What is expected — In the material below, find all lines with the string "JSON" and copy them.

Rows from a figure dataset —
__________

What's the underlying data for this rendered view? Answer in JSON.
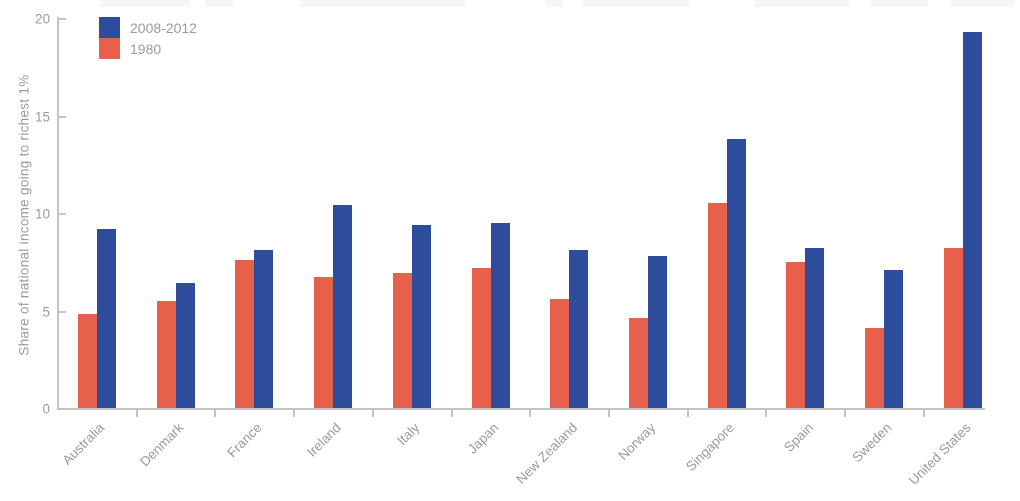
{
  "chart_data": {
    "type": "bar",
    "title": "",
    "xlabel": "",
    "ylabel": "Share of national income going to richest 1%",
    "ylim": [
      0,
      20
    ],
    "yticks": [
      0,
      5,
      10,
      15,
      20
    ],
    "grid": false,
    "legend_position": "top-left",
    "categories": [
      "Australia",
      "Denmark",
      "France",
      "Ireland",
      "Italy",
      "Japan",
      "New Zealand",
      "Norway",
      "Singapore",
      "Spain",
      "Sweden",
      "United States"
    ],
    "series": [
      {
        "name": "2008-2012",
        "color": "#2d4c9c",
        "values": [
          9.2,
          6.4,
          8.1,
          10.4,
          9.4,
          9.5,
          8.1,
          7.8,
          13.8,
          8.2,
          7.1,
          19.3
        ]
      },
      {
        "name": "1980",
        "color": "#e6604c",
        "values": [
          4.8,
          5.5,
          7.6,
          6.7,
          6.9,
          7.2,
          5.6,
          4.6,
          10.5,
          7.5,
          4.1,
          8.2
        ]
      }
    ],
    "colors": {
      "axis": "#c4c4c4",
      "labels": "#9b9b9b",
      "background": "#ffffff"
    }
  }
}
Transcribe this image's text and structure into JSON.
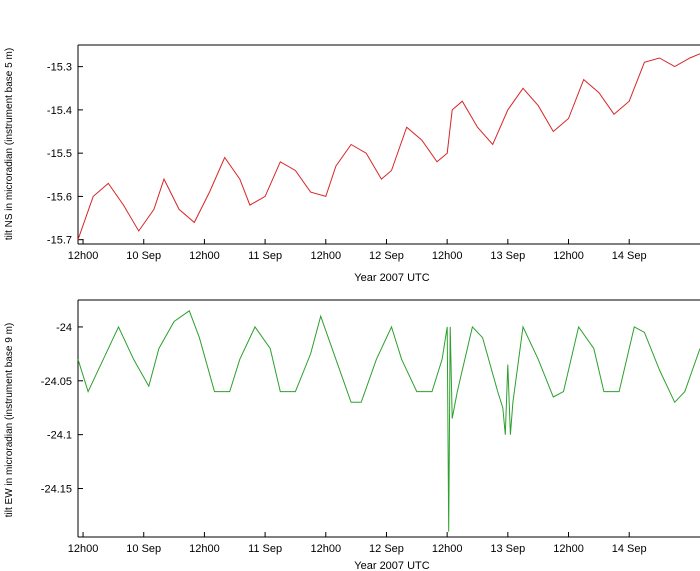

__________

The answer —
What's the underlying data for this rendered view? Answer in JSON.
Transcribe this image's text and structure into JSON.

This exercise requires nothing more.